══ SELECTED EXCERPT
In some embodiments, the DSCP or the IPv6 flow label of an IP packet for the DL MBS traffic may be associated with an IP packet transmitted through a GTP-U tunnel between the CU-UP of BS 610 and network node 620 of a MRB

The above information may be transmitted via an E1 application protocol (E1AP) message in operation 611. For example, for broadcast, the E1AP message may be “BC BEARER CONTEXT SETUP REQUEST” , or “BC BEARER CONTEXT MODIFICATION REQUEST” , or “BC BEARER CONTEXT MODIFICATION CONFIRM” as specified in 3GPP specifications, or any other E1AP message. For example, for multicast, the E1AP may be “MC BEARER CONTEXT SETUP REQUEST” , “MC BEARER CONTEXT MODIFICATION REQUEST” , or “MC BEARER CONTEXT MODIFICATION CONFIRM” as specified in 3GPP specifications, or any other E1AP message.

In some embodiments, BS 610 (e.g., CU of BS 610) may transmit, to DU of BS 610, BH mapping information of MBS associated traffic. In some embodiments, the MBS associated traffic may include DL MBS traffic (e.g., DL MBS CP traffic and DL MBS UP traffic) . For example, in operation 613, CU of BS 610 may transmit, to DU of BS 610, the BH mapping information including BH mapping information of DL MBS traffic.

In some embodiments, the BH mapping information may include a mapping relation between IP header information of an IP packet and information for the BH link between the DU of BS 610 and network node 620. In some embodiments, the IP header information of the IP packet may include at least one of the following: a destination IAB TNL or IP address of the IP packet, a DSCP of the IP packet, or an IPv6 flow label of the IP packet. In some embodiments, the information for the BH link between the DU of BS 610 and network node 620 may include at least one of the following: a BAP routing ID associated with the BH link, a next hop BAP address associated with the BH link, or an egress BH RLC CH ID associated with the BH link.
════
### CHALLENGE 1
Write out the records word for word, starting at the first line and ending at the line that contains "518, 391, 546]".
The records have no connection to the excerpt.
══ SUPPLIED RECORDS
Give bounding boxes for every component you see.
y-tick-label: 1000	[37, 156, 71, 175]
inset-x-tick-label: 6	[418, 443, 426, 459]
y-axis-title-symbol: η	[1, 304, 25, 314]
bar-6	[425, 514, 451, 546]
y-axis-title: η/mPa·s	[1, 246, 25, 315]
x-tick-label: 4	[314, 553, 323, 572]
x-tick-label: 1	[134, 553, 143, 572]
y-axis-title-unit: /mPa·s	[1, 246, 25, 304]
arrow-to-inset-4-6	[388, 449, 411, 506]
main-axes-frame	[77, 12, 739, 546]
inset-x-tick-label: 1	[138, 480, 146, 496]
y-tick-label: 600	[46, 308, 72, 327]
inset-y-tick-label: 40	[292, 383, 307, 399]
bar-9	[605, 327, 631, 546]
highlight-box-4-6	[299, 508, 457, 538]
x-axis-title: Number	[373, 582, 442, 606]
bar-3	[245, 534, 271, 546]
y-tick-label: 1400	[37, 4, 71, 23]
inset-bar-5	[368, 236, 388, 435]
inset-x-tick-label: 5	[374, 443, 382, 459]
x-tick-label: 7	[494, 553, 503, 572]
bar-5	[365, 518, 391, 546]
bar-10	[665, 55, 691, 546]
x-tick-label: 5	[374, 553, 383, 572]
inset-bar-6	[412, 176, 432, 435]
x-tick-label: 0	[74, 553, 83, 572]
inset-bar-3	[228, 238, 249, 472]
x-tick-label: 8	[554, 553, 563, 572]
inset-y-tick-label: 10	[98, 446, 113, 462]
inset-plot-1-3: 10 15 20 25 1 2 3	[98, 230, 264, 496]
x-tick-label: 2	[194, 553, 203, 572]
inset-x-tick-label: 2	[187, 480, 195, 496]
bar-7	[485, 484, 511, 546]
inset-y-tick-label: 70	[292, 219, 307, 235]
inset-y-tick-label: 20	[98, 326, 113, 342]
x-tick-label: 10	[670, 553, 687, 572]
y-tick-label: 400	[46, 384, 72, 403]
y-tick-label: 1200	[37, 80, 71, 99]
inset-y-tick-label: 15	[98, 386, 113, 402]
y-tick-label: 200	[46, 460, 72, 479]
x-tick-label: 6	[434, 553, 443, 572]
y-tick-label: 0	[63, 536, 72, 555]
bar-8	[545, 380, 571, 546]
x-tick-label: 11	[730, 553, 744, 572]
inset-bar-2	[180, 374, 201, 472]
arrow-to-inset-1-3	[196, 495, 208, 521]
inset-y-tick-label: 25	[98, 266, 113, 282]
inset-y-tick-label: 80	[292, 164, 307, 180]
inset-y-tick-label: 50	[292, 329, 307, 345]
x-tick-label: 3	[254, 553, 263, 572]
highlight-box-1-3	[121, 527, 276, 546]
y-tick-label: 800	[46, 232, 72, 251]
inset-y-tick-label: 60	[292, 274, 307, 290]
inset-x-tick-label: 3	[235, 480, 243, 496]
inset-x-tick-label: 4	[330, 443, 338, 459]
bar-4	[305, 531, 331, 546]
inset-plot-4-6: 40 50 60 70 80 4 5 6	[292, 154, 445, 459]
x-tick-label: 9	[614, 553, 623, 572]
════
### CHALLENGE 2
List each E1AP message name in the excerpt on MBS backhaul mapping.

### WORKED ANSWER 1
Give bounding boxes for every component you see.
y-tick-label: 1000	[37, 156, 71, 175]
inset-x-tick-label: 6	[418, 443, 426, 459]
y-axis-title-symbol: η	[1, 304, 25, 314]
bar-6	[425, 514, 451, 546]
y-axis-title: η/mPa·s	[1, 246, 25, 315]
x-tick-label: 4	[314, 553, 323, 572]
x-tick-label: 1	[134, 553, 143, 572]
y-axis-title-unit: /mPa·s	[1, 246, 25, 304]
arrow-to-inset-4-6	[388, 449, 411, 506]
main-axes-frame	[77, 12, 739, 546]
inset-x-tick-label: 1	[138, 480, 146, 496]
y-tick-label: 600	[46, 308, 72, 327]
inset-y-tick-label: 40	[292, 383, 307, 399]
bar-9	[605, 327, 631, 546]
highlight-box-4-6	[299, 508, 457, 538]
x-axis-title: Number	[373, 582, 442, 606]
bar-3	[245, 534, 271, 546]
y-tick-label: 1400	[37, 4, 71, 23]
inset-bar-5	[368, 236, 388, 435]
inset-x-tick-label: 5	[374, 443, 382, 459]
x-tick-label: 7	[494, 553, 503, 572]
bar-5	[365, 518, 391, 546]

### WORKED ANSWER 2
- BC BEARER CONTEXT SETUP REQUEST
- BC BEARER CONTEXT MODIFICATION REQUEST
- BC BEARER CONTEXT MODIFICATION CONFIRM
- MC BEARER CONTEXT SETUP REQUEST
- MC BEARER CONTEXT MODIFICATION REQUEST
- MC BEARER CONTEXT MODIFICATION CONFIRM